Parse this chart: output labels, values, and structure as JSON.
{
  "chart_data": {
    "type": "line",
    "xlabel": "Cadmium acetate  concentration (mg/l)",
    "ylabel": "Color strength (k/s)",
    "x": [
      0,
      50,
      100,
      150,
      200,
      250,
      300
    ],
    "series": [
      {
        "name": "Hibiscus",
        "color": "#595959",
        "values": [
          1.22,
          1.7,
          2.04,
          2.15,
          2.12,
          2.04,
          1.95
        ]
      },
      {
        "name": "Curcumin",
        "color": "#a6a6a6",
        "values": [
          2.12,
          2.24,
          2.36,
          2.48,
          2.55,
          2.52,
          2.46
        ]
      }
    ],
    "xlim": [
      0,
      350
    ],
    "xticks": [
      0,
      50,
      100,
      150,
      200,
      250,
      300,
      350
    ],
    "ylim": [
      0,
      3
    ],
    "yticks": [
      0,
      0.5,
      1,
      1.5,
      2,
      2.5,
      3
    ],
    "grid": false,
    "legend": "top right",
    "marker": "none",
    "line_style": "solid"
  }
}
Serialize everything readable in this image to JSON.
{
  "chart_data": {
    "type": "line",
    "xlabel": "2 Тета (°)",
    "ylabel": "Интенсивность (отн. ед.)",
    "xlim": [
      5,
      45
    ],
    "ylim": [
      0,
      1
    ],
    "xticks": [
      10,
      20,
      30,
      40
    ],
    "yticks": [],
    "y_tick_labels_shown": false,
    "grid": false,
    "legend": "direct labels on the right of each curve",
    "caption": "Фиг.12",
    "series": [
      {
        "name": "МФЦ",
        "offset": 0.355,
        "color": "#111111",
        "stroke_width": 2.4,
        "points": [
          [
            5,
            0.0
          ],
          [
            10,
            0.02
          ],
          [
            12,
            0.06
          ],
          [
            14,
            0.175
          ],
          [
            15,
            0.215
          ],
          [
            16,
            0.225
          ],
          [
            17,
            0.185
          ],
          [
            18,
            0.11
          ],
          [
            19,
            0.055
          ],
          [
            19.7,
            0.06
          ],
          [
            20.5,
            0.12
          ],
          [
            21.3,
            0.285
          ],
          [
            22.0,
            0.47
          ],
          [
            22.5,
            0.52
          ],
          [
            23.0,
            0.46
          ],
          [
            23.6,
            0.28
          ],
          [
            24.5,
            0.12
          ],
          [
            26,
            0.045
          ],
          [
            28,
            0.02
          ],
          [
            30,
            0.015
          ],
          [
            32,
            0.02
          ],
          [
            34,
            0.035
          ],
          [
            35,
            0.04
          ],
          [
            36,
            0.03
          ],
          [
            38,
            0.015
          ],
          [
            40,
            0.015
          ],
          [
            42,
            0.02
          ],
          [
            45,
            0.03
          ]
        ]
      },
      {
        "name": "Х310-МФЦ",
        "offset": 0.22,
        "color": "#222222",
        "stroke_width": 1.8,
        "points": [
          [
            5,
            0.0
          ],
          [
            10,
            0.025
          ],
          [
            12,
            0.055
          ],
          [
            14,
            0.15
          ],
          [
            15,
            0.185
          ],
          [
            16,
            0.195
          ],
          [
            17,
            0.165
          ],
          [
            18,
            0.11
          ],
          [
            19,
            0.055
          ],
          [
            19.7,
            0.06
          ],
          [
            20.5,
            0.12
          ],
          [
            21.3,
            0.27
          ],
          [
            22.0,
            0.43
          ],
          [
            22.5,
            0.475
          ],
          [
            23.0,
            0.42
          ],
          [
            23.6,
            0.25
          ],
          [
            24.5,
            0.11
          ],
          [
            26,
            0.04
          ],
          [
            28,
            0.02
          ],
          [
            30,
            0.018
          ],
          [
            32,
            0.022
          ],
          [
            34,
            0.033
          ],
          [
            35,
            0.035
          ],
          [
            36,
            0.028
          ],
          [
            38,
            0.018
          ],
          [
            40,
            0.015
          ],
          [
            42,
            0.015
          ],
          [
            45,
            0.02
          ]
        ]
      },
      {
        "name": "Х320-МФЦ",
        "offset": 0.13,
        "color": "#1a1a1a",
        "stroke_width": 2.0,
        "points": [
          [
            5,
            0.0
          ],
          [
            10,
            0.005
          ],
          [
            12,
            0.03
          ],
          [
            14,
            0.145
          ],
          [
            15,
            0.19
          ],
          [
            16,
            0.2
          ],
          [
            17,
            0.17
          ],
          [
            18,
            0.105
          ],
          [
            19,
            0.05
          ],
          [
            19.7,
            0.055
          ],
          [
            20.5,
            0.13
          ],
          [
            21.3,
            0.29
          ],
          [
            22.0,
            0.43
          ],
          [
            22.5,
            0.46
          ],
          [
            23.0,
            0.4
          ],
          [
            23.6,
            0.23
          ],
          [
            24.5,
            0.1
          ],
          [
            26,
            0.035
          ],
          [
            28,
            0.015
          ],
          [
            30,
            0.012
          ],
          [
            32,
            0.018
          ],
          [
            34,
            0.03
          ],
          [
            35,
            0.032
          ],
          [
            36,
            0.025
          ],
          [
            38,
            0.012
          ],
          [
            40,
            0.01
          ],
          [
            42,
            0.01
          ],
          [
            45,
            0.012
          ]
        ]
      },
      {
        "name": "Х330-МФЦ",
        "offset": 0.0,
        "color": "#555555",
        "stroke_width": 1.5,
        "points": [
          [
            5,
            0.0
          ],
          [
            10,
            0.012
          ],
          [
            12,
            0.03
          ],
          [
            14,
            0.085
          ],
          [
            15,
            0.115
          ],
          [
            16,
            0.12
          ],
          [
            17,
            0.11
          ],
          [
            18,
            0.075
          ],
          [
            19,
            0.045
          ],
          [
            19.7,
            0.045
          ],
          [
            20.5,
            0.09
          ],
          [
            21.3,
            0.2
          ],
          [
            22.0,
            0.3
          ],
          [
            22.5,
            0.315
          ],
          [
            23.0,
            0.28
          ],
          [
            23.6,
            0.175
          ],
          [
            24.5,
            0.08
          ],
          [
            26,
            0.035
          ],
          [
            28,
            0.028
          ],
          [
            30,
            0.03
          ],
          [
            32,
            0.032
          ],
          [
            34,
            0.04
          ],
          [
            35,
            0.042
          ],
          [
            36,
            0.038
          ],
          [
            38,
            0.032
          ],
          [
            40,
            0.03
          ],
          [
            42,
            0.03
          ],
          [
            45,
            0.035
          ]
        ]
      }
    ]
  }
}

■ **Request**
Exactly as shown above, return every record.

■ **Written solution**
Parse this chart: output labels, values, and structure as JSON.
{
  "chart_data": {
    "type": "line",
    "xlabel": "Cadmium acetate  concentration (mg/l)",
    "ylabel": "Color strength (k/s)",
    "x": [
      0,
      50,
      100,
      150,
      200,
      250,
      300
    ],
    "series": [
      {
        "name": "Hibiscus",
        "color": "#595959",
        "values": [
          1.22,
          1.7,
          2.04,
          2.15,
          2.12,
          2.04,
          1.95
        ]
      },
      {
        "name": "Curcumin",
        "color": "#a6a6a6",
        "values": [
          2.12,
          2.24,
          2.36,
          2.48,
          2.55,
          2.52,
          2.46
        ]
      }
    ],
    "xlim": [
      0,
      350
    ],
    "xticks": [
      0,
      50,
      100,
      150,
      200,
      250,
      300,
      350
    ],
    "ylim": [
      0,
      3
    ],
    "yticks": [
      0,
      0.5,
      1,
      1.5,
      2,
      2.5,
      3
    ],
    "grid": false,
    "legend": "top right",
    "marker": "none",
    "line_style": "solid"
  }
}
Serialize everything readable in this image to JSON.
{
  "chart_data": {
    "type": "line",
    "xlabel": "2 Тета (°)",
    "ylabel": "Интенсивность (отн. ед.)",
    "xlim": [
      5,
      45
    ],
    "ylim": [
      0,
      1
    ],
    "xticks": [
      10,
      20,
      30,
      40
    ],
    "yticks": [],
    "y_tick_labels_shown": false,
    "grid": false,
    "legend": "direct labels on the right of each curve",
    "caption": "Фиг.12",
    "series": [
      {
        "name": "МФЦ",
        "offset": 0.355,
        "color": "#111111",
        "stroke_width": 2.4,
        "points": [
          [
            5,
            0.0
          ],
          [
            10,
            0.02
          ],
          [
            12,
            0.06
          ],
          [
            14,
            0.175
          ],
          [
            15,
            0.215
          ],
          [
            16,
            0.225
          ],
          [
            17,
            0.185
          ],
          [
            18,
            0.11
          ],
          [
            19,
            0.055
          ],
          [
            19.7,
            0.06
          ],
          [
            20.5,
            0.12
          ],
          [
            21.3,
            0.285
          ],
          [
            22.0,
            0.47
          ],
          [
            22.5,
            0.52
          ],
          [
            23.0,
            0.46
          ],
          [
            23.6,
            0.28
          ],
          [
            24.5,
            0.12
          ],
          [
            26,
            0.045
          ],
          [
            28,
            0.02
          ],
          [
            30,
            0.015
          ],
          [
            32,
            0.02
          ],
          [
            34,
            0.035
          ],
          [
            35,
            0.04
          ],
          [
            36,
            0.03
          ],
          [
            38,
            0.015
          ],
          [
            40,
            0.015
          ],
          [
            42,
            0.02
          ],
          [
            45,
            0.03
          ]
        ]
      },
      {
        "name": "Х310-МФЦ",
        "offset": 0.22,
        "color": "#222222",
        "stroke_width": 1.8,
        "points": [
          [
            5,
            0.0
          ],
          [
            10,
            0.025
          ],
          [
            12,
            0.055
          ],
          [
            14,
            0.15
          ],
          [
            15,
            0.185
          ],
          [
            16,
            0.195
          ],
          [
            17,
            0.165
          ],
          [
            18,
            0.11
          ],
          [
            19,
            0.055
          ],
          [
            19.7,
            0.06
          ],
          [
            20.5,
            0.12
          ],
          [
            21.3,
            0.27
          ],
          [
            22.0,
            0.43
          ],
          [
            22.5,
            0.475
          ],
          [
            23.0,
            0.42
          ],
          [
            23.6,
            0.25
          ],
          [
            24.5,
            0.11
          ],
          [
            26,
            0.04
          ],
          [
            28,
            0.02
          ],
          [
            30,
            0.018
          ],
          [
            32,
            0.022
          ],
          [
            34,
            0.033
          ],
          [
            35,
            0.035
          ],
          [
            36,
            0.028
          ],
          [
            38,
            0.018
          ],
          [
            40,
            0.015
          ],
          [
            42,
            0.015
          ],
          [
            45,
            0.02
          ]
        ]
      },
      {
        "name": "Х320-МФЦ",
        "offset": 0.13,
        "color": "#1a1a1a",
        "stroke_width": 2.0,
        "points": [
          [
            5,
            0.0
          ],
          [
            10,
            0.005
          ],
          [
            12,
            0.03
          ],
          [
            14,
            0.145
          ],
          [
            15,
            0.19
          ],
          [
            16,
            0.2
          ],
          [
            17,
            0.17
          ],
          [
            18,
            0.105
          ],
          [
            19,
            0.05
          ],
          [
            19.7,
            0.055
          ],
          [
            20.5,
            0.13
          ],
          [
            21.3,
            0.29
          ],
          [
            22.0,
            0.43
          ],
          [
            22.5,
            0.46
          ],
          [
            23.0,
            0.4
          ],
          [
            23.6,
            0.23
          ],
          [
            24.5,
            0.1
          ],
          [
            26,
            0.035
          ],
          [
            28,
            0.015
          ],
          [
            30,
            0.012
          ],
          [
            32,
            0.018
          ],
          [
            34,
            0.03
          ],
          [
            35,
            0.032
          ],
          [
            36,
            0.025
          ],
          [
            38,
            0.012
          ],
          [
            40,
            0.01
          ],
          [
            42,
            0.01
          ],
          [
            45,
            0.012
          ]
        ]
      },
      {
        "name": "Х330-МФЦ",
        "offset": 0.0,
        "color": "#555555",
        "stroke_width": 1.5,
        "points": [
          [
            5,
            0.0
          ],
          [
            10,
            0.012
          ],
          [
            12,
            0.03
          ],
          [
            14,
            0.085
          ],
          [
            15,
            0.115
          ],
          [
            16,
            0.12
          ],
          [
            17,
            0.11
          ],
          [
            18,
            0.075
          ],
          [
            19,
            0.045
          ],
          [
            19.7,
            0.045
          ],
          [
            20.5,
            0.09
          ],
          [
            21.3,
            0.2
          ],
          [
            22.0,
            0.3
          ],
          [
            22.5,
            0.315
          ],
          [
            23.0,
            0.28
          ],
          [
            23.6,
            0.175
          ],
          [
            24.5,
            0.08
          ],
          [
            26,
            0.035
          ],
          [
            28,
            0.028
          ],
          [
            30,
            0.03
          ],
          [
            32,
            0.032
          ],
          [
            34,
            0.04
          ],
          [
            35,
            0.042
          ],
          [
            36,
            0.038
          ],
          [
            38,
            0.032
          ],
          [
            40,
            0.03
          ],
          [
            42,
            0.03
          ],
          [
            45,
            0.035
          ]
        ]
      }
    ]
  }
}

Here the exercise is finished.